**WHAT THIS TASK INVOLVES**
Output every entry exactly as written.

**SUPPLIED MATERIAL**
· · · · ·

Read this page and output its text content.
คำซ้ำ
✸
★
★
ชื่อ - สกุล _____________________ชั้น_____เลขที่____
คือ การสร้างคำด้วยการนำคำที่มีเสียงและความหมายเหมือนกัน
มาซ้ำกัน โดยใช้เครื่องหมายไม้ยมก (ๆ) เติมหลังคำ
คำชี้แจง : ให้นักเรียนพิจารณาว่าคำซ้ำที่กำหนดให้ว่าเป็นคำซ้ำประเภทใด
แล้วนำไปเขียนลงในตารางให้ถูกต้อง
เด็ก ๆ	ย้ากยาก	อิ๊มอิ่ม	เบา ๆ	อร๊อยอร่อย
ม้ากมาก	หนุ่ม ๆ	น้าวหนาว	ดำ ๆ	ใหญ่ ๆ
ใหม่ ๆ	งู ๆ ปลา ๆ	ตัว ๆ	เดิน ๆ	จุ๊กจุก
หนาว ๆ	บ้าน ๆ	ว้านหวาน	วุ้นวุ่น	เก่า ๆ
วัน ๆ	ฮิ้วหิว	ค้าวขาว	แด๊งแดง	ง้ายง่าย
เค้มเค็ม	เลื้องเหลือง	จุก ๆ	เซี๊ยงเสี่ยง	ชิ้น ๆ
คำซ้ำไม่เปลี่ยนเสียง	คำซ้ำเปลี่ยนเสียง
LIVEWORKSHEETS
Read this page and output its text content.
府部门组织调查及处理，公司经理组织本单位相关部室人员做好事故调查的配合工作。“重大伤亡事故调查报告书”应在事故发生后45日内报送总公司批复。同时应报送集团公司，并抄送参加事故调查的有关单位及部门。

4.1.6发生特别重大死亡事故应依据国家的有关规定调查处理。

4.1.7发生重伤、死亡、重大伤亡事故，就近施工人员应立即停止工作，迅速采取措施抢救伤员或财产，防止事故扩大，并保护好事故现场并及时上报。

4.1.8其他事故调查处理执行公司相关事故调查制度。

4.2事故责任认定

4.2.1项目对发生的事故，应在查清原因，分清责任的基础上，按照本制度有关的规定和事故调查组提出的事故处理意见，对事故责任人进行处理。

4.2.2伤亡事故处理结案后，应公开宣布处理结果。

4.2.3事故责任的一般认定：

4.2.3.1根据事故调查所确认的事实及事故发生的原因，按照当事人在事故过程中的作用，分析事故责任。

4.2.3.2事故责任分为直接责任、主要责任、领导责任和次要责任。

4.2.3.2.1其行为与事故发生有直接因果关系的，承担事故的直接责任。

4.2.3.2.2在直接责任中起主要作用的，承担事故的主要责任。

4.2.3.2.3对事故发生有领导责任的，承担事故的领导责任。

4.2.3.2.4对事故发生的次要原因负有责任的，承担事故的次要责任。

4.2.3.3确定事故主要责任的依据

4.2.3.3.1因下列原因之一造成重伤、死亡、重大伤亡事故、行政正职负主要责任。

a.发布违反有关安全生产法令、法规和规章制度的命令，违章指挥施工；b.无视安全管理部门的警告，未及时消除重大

· · · · ·

**FINAL RESULT**
Read this page and output its text content.
คำซ้ำ
✸
★
★
ชื่อ - สกุล _____________________ชั้น_____เลขที่____
คือ การสร้างคำด้วยการนำคำที่มีเสียงและความหมายเหมือนกัน
มาซ้ำกัน โดยใช้เครื่องหมายไม้ยมก (ๆ) เติมหลังคำ
คำชี้แจง : ให้นักเรียนพิจารณาว่าคำซ้ำที่กำหนดให้ว่าเป็นคำซ้ำประเภทใด
แล้วนำไปเขียนลงในตารางให้ถูกต้อง
เด็ก ๆ	ย้ากยาก	อิ๊มอิ่ม	เบา ๆ	อร๊อยอร่อย
ม้ากมาก	หนุ่ม ๆ	น้าวหนาว	ดำ ๆ	ใหญ่ ๆ
ใหม่ ๆ	งู ๆ ปลา ๆ	ตัว ๆ	เดิน ๆ	จุ๊กจุก
หนาว ๆ	บ้าน ๆ	ว้านหวาน	วุ้นวุ่น	เก่า ๆ
วัน ๆ	ฮิ้วหิว	ค้าวขาว	แด๊งแดง	ง้ายง่าย
เค้มเค็ม	เลื้องเหลือง	จุก ๆ	เซี๊ยงเสี่ยง	ชิ้น ๆ
คำซ้ำไม่เปลี่ยนเสียง	คำซ้ำเปลี่ยนเสียง
LIVEWORKSHEETS
Read this page and output its text content.
府部门组织调查及处理，公司经理组织本单位相关部室人员做好事故调查的配合工作。“重大伤亡事故调查报告书”应在事故发生后45日内报送总公司批复。同时应报送集团公司，并抄送参加事故调查的有关单位及部门。

4.1.6发生特别重大死亡事故应依据国家的有关规定调查处理。

4.1.7发生重伤、死亡、重大伤亡事故，就近施工人员应立即停止工作，迅速采取措施抢救伤员或财产，防止事故扩大，并保护好事故现场并及时上报。

4.1.8其他事故调查处理执行公司相关事故调查制度。

4.2事故责任认定

4.2.1项目对发生的事故，应在查清原因，分清责任的基础上，按照本制度有关的规定和事故调查组提出的事故处理意见，对事故责任人进行处理。

4.2.2伤亡事故处理结案后，应公开宣布处理结果。

4.2.3事故责任的一般认定：

4.2.3.1根据事故调查所确认的事实及事故发生的原因，按照当事人在事故过程中的作用，分析事故责任。

4.2.3.2事故责任分为直接责任、主要责任、领导责任和次要责任。

4.2.3.2.1其行为与事故发生有直接因果关系的，承担事故的直接责任。

4.2.3.2.2在直接责任中起主要作用的，承担事故的主要责任。

4.2.3.2.3对事故发生有领导责任的，承担事故的领导责任。

4.2.3.2.4对事故发生的次要原因负有责任的，承担事故的次要责任。

4.2.3.3确定事故主要责任的依据

4.2.3.3.1因下列原因之一造成重伤、死亡、重大伤亡事故、行政正职负主要责任。

a.发布违反有关安全生产法令、法规和规章制度的命令，违章指挥施工；b.无视安全管理部门的警告，未及时消除重大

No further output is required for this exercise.